• To be done
Write the records out again exactly, leaving no images in.

-- Begin Raw data --

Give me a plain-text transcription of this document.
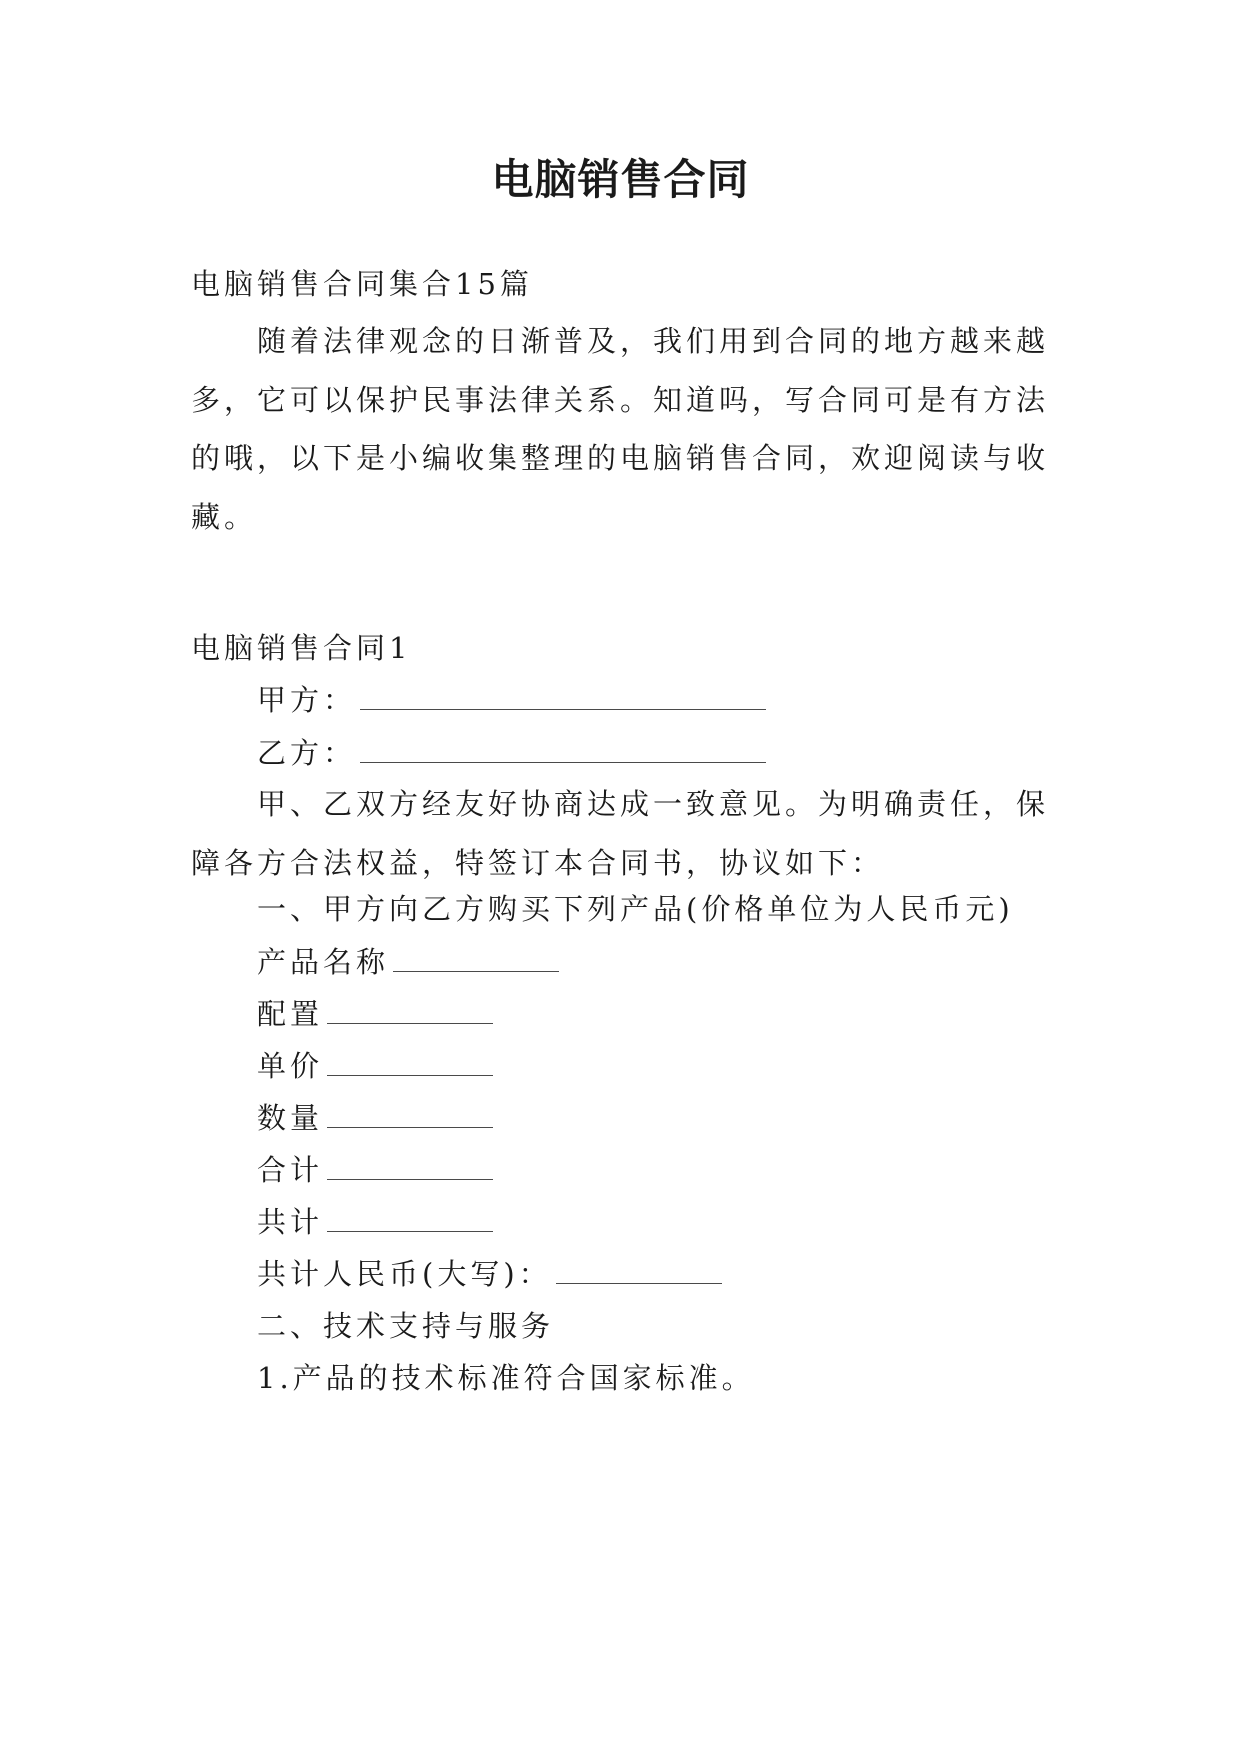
电脑销售合同
电脑销售合同集合15篇
随着法律观念的日渐普及，我们用到合同的地方越来越多，它可以保护民事法律关系。知道吗，写合同可是有方法的哦，以下是小编收集整理的电脑销售合同，欢迎阅读与收藏。
电脑销售合同1
甲方：
乙方：
甲、乙双方经友好协商达成一致意见。为明确责任，保障各方合法权益，特签订本合同书，协议如下：
一、甲方向乙方购买下列产品(价格单位为人民币元)
产品名称
配置
单价
数量
合计
共计
共计人民币(大写)：
二、技术支持与服务
1.产品的技术标准符合国家标准。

-- End Raw data --

• Solution to the exercise
Give me a plain-text transcription of this document.
电脑销售合同
电脑销售合同集合15篇
随着法律观念的日渐普及，我们用到合同的地方越来越多，它可以保护民事法律关系。知道吗，写合同可是有方法的哦，以下是小编收集整理的电脑销售合同，欢迎阅读与收藏。
电脑销售合同1
甲方：
乙方：
甲、乙双方经友好协商达成一致意见。为明确责任，保障各方合法权益，特签订本合同书，协议如下：
一、甲方向乙方购买下列产品(价格单位为人民币元)
产品名称
配置
单价
数量
合计
共计
共计人民币(大写)：
二、技术支持与服务
1.产品的技术标准符合国家标准。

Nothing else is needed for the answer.